MATERIAL SHOWN:
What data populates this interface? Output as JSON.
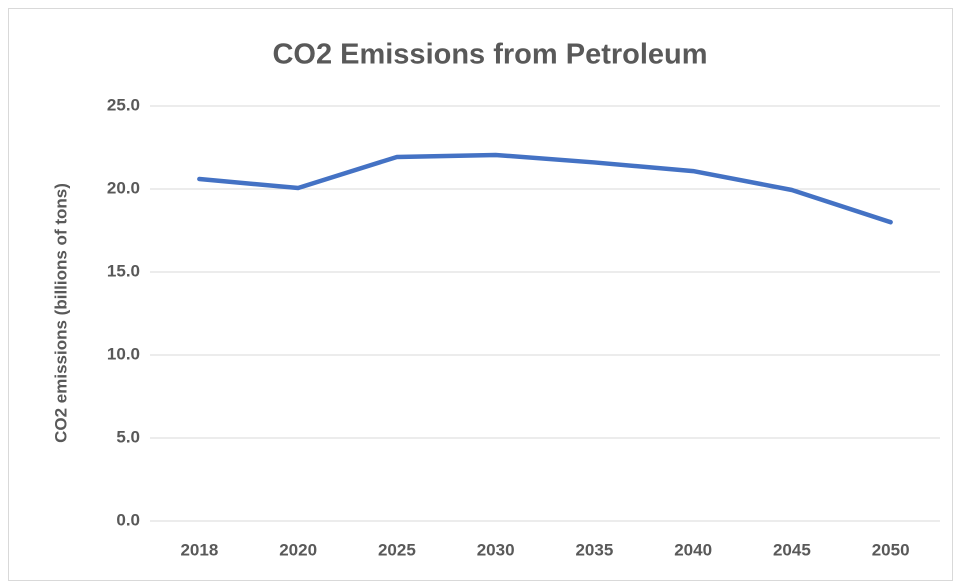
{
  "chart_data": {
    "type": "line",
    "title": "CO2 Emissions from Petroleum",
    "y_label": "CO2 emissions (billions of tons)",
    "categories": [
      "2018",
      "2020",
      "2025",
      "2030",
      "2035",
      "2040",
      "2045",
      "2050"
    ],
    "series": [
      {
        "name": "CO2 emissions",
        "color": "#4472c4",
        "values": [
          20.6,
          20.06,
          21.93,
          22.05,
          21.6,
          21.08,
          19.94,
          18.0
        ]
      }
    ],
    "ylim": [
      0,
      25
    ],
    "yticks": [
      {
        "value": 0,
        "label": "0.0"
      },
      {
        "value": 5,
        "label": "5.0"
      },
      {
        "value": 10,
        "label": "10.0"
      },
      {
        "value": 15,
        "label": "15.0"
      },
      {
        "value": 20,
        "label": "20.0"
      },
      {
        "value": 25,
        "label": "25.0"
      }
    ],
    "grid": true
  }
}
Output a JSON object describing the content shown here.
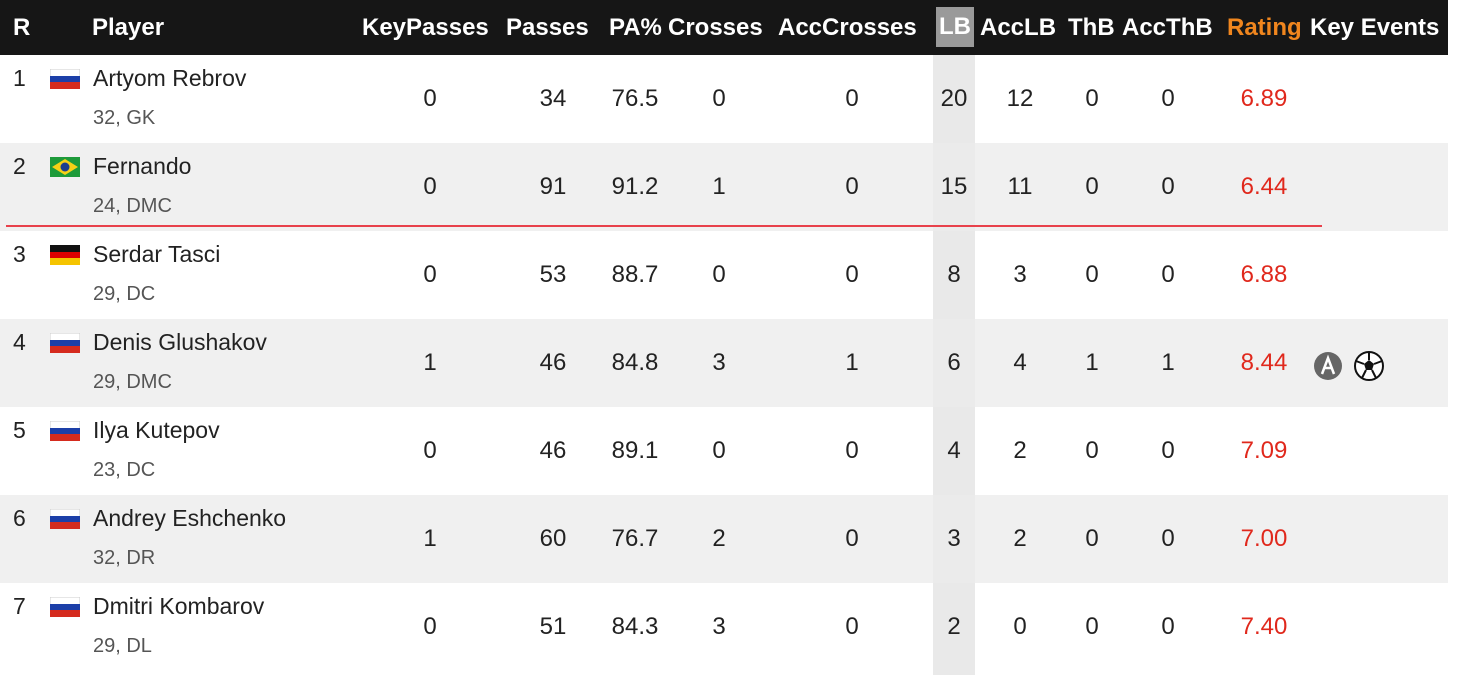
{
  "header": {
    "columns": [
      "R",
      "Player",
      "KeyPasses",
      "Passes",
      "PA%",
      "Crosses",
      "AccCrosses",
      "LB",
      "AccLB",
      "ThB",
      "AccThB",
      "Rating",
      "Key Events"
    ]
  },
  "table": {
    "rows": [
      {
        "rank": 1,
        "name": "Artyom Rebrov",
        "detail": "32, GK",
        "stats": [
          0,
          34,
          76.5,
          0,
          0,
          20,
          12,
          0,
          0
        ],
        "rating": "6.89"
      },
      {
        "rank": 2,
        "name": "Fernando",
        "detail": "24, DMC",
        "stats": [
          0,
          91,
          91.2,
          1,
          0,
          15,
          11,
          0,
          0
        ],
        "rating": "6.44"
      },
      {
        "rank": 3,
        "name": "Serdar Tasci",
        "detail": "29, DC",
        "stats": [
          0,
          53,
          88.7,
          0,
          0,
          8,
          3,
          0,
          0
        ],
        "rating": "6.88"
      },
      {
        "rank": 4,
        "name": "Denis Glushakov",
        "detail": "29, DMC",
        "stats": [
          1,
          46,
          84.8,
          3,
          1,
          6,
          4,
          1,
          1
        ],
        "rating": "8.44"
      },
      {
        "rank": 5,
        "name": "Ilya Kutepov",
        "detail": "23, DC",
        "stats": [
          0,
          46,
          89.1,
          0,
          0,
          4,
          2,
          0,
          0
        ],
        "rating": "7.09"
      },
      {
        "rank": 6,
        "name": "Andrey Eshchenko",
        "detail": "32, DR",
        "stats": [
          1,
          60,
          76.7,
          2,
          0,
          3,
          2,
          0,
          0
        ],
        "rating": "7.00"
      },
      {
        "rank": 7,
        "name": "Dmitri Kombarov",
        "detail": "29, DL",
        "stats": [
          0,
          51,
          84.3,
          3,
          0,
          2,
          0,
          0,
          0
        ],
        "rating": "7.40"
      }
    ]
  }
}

YOUR GOAL:
Return each line of the listing that holds the string "detail".

WRITTEN REPLY:
        "detail": "32, GK",
        "detail": "24, DMC",
        "detail": "29, DC",
        "detail": "29, DMC",
        "detail": "23, DC",
        "detail": "32, DR",
        "detail": "29, DL",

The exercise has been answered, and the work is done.